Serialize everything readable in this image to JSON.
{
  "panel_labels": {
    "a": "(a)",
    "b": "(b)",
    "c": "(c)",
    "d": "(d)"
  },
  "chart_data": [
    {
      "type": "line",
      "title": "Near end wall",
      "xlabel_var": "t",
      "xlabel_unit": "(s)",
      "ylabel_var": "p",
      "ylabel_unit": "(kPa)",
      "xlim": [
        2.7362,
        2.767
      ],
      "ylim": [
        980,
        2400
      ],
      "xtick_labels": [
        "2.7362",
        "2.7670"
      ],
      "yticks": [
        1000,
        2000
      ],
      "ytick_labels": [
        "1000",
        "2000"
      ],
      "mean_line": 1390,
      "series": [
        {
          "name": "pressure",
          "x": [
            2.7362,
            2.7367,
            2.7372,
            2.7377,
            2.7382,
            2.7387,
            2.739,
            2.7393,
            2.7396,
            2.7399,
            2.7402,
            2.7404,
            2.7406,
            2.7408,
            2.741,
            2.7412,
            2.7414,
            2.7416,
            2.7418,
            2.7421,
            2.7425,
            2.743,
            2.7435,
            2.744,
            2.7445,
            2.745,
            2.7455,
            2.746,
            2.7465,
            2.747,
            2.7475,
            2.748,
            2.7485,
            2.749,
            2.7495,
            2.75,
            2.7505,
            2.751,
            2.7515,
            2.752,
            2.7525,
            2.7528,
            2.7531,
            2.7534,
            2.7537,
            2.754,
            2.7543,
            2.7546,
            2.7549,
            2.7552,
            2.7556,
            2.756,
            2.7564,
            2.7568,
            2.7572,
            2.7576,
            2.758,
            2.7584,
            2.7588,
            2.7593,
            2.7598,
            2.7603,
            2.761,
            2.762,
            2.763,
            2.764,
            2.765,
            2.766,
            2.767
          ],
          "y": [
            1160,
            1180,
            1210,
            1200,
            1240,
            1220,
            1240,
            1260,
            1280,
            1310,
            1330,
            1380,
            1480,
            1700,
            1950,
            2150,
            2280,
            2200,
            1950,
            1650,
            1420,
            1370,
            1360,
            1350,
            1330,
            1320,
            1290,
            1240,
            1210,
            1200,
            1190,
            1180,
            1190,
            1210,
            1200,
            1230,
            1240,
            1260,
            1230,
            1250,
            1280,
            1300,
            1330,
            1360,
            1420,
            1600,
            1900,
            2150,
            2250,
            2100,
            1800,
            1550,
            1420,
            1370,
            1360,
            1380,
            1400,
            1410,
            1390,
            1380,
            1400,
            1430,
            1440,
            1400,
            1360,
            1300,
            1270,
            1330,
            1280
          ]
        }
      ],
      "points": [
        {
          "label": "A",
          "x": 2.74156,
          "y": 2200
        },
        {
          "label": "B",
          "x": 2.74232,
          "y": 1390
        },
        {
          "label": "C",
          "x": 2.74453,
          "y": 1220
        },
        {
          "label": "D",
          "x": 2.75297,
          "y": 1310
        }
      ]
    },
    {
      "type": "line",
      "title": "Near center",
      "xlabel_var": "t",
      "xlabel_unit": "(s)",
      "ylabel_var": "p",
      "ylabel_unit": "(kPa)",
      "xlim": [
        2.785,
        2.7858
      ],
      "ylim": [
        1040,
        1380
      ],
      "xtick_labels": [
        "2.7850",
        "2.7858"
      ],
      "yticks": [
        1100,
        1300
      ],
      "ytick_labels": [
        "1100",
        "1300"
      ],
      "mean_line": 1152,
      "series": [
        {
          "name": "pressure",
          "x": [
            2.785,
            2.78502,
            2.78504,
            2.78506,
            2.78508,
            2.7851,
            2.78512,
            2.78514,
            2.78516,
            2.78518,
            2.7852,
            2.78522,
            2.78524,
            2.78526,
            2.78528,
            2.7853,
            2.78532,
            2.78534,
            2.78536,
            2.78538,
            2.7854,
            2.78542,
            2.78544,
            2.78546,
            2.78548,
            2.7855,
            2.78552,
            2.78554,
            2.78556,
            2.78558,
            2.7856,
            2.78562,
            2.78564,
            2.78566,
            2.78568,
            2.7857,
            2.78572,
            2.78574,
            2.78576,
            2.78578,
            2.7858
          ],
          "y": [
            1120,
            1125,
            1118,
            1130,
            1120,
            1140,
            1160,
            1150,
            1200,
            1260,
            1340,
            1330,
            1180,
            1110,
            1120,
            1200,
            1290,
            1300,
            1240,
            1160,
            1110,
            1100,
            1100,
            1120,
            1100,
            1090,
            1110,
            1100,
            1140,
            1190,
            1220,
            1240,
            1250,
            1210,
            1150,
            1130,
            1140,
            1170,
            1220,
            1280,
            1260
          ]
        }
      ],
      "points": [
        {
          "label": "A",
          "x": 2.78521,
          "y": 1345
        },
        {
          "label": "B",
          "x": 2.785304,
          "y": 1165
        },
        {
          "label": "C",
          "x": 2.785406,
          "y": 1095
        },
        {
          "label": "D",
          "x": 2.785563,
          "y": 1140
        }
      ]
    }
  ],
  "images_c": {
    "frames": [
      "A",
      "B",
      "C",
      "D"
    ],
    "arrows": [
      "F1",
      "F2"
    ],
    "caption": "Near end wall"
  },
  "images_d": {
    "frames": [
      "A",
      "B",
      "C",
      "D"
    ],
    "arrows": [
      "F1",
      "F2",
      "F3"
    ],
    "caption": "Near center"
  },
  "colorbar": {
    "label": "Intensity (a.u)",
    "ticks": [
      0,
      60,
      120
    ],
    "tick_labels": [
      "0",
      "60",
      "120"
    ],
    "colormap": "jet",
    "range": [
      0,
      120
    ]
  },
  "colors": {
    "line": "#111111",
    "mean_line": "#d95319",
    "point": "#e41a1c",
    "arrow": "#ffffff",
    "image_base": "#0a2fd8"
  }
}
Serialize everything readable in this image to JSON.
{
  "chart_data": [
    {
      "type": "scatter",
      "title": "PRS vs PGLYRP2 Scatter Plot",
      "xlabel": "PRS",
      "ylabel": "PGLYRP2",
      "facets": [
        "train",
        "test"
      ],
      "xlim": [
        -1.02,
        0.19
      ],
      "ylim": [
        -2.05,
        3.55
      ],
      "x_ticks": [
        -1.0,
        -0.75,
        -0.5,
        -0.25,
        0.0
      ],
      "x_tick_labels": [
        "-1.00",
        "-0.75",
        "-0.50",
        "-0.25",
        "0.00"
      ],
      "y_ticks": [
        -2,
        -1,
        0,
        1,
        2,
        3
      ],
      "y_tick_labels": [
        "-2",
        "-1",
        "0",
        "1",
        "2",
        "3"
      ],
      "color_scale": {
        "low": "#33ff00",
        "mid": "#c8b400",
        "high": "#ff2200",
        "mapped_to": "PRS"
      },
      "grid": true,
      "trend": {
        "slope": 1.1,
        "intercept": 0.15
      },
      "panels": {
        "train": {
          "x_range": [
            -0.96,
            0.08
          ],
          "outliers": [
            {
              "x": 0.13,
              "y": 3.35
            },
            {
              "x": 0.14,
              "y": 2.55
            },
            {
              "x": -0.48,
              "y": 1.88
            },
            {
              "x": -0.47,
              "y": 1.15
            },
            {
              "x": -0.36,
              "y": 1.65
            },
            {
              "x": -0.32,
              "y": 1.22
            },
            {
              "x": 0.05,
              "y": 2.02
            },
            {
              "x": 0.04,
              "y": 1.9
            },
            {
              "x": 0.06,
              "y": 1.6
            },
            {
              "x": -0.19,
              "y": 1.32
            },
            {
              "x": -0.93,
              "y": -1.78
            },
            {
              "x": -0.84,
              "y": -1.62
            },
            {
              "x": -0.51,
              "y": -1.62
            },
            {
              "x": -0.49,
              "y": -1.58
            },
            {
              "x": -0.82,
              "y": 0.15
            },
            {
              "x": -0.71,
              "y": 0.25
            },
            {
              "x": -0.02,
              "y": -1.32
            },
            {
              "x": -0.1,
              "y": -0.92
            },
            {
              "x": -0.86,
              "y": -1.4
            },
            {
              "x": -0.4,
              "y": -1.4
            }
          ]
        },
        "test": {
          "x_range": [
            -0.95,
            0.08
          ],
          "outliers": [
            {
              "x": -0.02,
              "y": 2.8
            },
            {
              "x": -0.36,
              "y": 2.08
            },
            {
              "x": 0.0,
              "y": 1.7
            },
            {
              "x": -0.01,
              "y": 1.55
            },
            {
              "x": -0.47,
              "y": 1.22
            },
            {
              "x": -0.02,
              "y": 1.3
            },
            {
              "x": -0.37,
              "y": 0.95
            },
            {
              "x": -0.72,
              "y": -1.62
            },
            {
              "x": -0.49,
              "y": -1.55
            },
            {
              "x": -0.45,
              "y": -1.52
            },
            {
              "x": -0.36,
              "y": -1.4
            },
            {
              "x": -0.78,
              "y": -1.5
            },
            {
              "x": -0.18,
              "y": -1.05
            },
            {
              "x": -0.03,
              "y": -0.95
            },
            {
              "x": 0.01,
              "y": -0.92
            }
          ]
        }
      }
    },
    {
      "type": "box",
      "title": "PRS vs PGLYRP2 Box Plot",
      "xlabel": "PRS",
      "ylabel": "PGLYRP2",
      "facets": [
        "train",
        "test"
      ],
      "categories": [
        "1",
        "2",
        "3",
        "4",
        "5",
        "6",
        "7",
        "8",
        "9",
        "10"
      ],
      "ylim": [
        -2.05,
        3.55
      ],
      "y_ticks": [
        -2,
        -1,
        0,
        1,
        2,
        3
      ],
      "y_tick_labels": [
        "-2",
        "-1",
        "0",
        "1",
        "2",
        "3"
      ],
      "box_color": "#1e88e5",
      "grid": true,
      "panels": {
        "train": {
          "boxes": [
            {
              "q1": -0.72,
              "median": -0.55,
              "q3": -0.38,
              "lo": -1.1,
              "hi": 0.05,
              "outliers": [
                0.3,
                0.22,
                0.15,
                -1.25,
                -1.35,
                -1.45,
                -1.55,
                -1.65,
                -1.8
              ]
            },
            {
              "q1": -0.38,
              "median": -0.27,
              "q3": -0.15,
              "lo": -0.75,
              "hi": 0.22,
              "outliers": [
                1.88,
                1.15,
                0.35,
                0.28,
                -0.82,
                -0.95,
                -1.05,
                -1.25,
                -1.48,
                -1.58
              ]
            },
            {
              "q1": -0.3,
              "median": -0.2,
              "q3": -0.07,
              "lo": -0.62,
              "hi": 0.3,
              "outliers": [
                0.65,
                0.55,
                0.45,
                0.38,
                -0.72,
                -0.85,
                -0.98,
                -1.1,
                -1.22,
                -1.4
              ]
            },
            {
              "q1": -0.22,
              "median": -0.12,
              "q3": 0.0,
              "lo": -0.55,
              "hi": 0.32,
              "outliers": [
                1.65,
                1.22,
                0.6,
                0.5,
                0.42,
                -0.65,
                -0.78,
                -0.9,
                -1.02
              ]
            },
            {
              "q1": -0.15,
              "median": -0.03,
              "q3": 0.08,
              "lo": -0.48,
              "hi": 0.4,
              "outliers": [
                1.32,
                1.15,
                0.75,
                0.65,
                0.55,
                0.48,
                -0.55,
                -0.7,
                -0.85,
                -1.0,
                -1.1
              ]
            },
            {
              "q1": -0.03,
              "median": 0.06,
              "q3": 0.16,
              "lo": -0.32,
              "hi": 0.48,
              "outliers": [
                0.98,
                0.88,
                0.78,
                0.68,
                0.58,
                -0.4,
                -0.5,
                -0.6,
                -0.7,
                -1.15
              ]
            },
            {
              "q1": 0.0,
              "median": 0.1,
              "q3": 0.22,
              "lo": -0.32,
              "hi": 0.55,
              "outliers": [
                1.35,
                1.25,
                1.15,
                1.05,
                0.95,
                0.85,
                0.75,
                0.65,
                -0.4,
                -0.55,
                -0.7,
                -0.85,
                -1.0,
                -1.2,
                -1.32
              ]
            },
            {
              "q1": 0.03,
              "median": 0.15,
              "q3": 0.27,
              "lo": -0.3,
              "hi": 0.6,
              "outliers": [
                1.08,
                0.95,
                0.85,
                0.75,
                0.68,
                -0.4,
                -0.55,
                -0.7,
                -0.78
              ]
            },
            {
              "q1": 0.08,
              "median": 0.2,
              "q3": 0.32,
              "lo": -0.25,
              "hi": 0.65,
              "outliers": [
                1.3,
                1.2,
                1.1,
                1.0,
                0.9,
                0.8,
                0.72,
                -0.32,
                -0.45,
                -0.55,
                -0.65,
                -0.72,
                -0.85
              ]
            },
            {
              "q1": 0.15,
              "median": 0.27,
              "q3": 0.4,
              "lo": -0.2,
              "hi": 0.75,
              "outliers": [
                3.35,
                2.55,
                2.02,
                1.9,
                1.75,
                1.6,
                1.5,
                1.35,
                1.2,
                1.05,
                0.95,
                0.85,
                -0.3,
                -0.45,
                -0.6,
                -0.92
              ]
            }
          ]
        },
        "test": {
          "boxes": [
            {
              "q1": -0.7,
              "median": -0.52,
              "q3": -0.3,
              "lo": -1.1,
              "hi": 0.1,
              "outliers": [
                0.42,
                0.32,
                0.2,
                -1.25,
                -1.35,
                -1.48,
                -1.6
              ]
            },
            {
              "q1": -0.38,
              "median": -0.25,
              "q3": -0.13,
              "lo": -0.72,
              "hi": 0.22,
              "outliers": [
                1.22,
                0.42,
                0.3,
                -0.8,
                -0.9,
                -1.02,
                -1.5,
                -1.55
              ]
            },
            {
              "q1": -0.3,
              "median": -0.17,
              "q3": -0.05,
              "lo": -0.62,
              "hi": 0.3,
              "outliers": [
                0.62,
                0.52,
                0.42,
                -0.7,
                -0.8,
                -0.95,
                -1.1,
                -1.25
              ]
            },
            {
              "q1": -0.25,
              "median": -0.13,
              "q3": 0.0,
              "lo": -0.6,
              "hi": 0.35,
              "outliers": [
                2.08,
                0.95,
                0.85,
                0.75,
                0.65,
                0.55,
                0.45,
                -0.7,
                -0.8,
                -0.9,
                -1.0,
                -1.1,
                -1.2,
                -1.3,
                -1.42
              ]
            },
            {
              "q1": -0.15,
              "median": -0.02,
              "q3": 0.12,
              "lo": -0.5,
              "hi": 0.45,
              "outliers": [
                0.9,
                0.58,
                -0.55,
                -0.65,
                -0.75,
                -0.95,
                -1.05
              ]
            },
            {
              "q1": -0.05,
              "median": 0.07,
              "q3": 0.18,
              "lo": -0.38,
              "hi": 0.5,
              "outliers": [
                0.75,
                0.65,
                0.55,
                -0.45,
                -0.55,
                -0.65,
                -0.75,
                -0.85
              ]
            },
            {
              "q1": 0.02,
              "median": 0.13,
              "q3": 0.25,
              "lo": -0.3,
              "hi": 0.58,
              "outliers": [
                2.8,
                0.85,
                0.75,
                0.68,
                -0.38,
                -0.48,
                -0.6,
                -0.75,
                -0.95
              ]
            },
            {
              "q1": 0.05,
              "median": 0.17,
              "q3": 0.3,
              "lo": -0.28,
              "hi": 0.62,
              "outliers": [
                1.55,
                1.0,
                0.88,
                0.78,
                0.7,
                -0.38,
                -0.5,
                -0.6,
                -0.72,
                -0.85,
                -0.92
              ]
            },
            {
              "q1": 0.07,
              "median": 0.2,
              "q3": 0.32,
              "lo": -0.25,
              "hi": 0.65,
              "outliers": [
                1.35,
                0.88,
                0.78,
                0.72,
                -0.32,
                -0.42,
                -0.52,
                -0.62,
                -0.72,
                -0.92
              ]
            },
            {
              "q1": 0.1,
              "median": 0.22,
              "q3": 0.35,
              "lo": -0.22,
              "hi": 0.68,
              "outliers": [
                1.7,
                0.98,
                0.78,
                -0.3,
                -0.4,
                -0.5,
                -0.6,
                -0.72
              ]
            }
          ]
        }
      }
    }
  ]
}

Objective: Each line containing the word "title" counts once; report the total alone.

Correct result: 4